Repeat, line for line, the entries printed below.
---+---
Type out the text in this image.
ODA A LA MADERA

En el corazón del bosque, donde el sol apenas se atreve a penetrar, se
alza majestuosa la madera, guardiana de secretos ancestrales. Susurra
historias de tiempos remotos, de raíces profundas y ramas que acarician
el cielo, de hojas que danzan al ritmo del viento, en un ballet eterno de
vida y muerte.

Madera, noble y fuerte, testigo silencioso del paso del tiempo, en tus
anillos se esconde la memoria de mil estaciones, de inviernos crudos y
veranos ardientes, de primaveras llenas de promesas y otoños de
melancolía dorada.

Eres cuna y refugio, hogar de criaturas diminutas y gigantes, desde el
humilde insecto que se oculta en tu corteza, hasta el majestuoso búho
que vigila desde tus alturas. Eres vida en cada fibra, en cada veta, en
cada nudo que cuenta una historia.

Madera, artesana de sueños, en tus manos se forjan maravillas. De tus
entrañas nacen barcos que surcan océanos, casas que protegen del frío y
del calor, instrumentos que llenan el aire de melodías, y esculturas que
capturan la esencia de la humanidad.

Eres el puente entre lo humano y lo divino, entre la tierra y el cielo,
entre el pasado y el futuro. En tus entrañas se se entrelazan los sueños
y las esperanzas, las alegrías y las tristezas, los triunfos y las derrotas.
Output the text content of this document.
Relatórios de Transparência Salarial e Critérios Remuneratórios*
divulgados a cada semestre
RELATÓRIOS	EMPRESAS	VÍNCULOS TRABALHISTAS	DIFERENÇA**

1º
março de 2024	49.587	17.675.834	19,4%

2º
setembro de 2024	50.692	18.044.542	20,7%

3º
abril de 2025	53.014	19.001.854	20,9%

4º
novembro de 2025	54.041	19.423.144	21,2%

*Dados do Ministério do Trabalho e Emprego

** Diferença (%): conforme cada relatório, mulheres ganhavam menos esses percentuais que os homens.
---+---
REPLY TO THE EXERCISE >>
Type out the text in this image.
ODA A LA MADERA

En el corazón del bosque, donde el sol apenas se atreve a penetrar, se
alza majestuosa la madera, guardiana de secretos ancestrales. Susurra
historias de tiempos remotos, de raíces profundas y ramas que acarician
el cielo, de hojas que danzan al ritmo del viento, en un ballet eterno de
vida y muerte.

Madera, noble y fuerte, testigo silencioso del paso del tiempo, en tus
anillos se esconde la memoria de mil estaciones, de inviernos crudos y
veranos ardientes, de primaveras llenas de promesas y otoños de
melancolía dorada.

Eres cuna y refugio, hogar de criaturas diminutas y gigantes, desde el
humilde insecto que se oculta en tu corteza, hasta el majestuoso búho
que vigila desde tus alturas. Eres vida en cada fibra, en cada veta, en
cada nudo que cuenta una historia.

Madera, artesana de sueños, en tus manos se forjan maravillas. De tus
entrañas nacen barcos que surcan océanos, casas que protegen del frío y
del calor, instrumentos que llenan el aire de melodías, y esculturas que
capturan la esencia de la humanidad.

Eres el puente entre lo humano y lo divino, entre la tierra y el cielo,
entre el pasado y el futuro. En tus entrañas se se entrelazan los sueños
y las esperanzas, las alegrías y las tristezas, los triunfos y las derrotas.
Output the text content of this document.
Relatórios de Transparência Salarial e Critérios Remuneratórios*
divulgados a cada semestre
RELATÓRIOS	EMPRESAS	VÍNCULOS TRABALHISTAS	DIFERENÇA**

1º
março de 2024	49.587	17.675.834	19,4%

2º
setembro de 2024	50.692	18.044.542	20,7%

3º
abril de 2025	53.014	19.001.854	20,9%

4º
novembro de 2025	54.041	19.423.144	21,2%

*Dados do Ministério do Trabalho e Emprego

** Diferença (%): conforme cada relatório, mulheres ganhavam menos esses percentuais que os homens.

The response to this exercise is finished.